**INSTRUCTIONS TO FOLLOW**:
Locate the lines that hold the string "this". Copy every such line.

-*-*-

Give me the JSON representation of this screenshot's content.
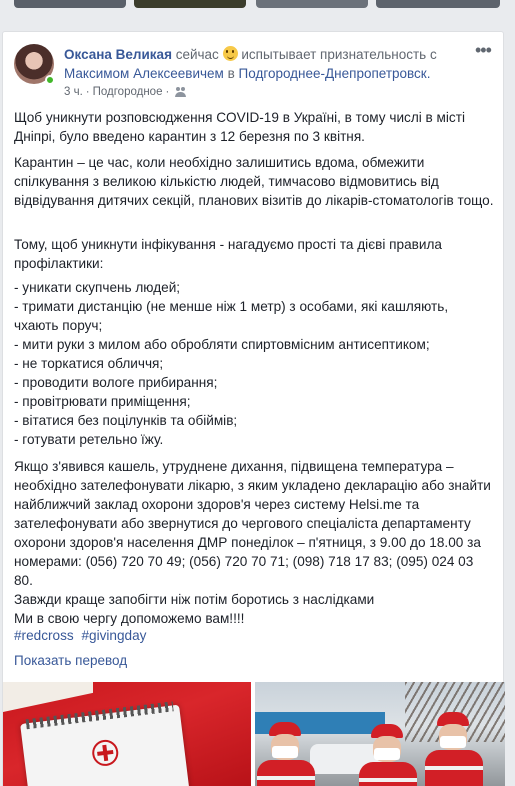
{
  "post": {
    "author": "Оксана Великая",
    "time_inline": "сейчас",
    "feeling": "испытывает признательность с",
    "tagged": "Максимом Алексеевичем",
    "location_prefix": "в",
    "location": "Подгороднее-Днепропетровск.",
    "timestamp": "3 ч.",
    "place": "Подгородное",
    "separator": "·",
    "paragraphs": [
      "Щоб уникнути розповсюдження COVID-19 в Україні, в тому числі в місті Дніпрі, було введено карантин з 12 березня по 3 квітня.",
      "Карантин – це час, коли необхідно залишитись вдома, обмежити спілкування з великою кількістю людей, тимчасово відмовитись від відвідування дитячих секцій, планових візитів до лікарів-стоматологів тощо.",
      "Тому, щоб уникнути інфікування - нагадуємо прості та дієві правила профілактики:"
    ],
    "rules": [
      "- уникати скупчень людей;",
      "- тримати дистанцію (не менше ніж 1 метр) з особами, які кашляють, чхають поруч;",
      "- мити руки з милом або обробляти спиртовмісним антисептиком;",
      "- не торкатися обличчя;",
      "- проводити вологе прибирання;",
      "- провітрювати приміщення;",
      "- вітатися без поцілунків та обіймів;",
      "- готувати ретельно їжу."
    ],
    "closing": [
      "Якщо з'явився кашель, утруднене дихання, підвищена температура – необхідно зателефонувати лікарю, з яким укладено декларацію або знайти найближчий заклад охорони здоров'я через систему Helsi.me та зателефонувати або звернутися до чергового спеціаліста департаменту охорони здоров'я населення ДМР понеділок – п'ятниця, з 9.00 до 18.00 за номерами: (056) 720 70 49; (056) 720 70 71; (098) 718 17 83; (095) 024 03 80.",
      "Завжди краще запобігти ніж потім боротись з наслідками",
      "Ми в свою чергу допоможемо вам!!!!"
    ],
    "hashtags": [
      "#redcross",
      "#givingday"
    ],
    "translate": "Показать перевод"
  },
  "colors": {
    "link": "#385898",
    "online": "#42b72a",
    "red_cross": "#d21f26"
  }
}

-*-*-

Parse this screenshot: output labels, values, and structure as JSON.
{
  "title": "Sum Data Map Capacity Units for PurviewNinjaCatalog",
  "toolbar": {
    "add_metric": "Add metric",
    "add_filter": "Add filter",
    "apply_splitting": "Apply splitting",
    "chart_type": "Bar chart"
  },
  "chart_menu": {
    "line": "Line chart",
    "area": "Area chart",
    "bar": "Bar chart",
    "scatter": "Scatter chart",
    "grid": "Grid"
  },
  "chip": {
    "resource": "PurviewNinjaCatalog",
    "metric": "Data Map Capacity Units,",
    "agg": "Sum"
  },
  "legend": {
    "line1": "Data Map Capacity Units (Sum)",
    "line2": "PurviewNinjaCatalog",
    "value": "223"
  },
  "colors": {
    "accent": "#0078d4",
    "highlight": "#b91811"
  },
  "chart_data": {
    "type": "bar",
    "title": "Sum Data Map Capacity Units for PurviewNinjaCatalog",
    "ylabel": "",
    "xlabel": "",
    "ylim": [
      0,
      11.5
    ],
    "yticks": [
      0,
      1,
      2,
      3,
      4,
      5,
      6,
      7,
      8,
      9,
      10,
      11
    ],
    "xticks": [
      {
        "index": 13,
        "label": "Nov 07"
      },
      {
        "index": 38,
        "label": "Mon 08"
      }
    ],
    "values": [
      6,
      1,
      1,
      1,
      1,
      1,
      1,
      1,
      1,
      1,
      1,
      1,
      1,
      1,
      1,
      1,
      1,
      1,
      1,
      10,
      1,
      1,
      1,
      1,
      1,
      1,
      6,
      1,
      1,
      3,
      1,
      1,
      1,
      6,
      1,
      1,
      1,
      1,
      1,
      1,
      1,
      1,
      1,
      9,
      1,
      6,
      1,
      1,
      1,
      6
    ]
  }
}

-*-*-

**THE RESPONSE**:
Give me the JSON representation of this screenshot's content.
Parse this screenshot: output labels, values, and structure as JSON.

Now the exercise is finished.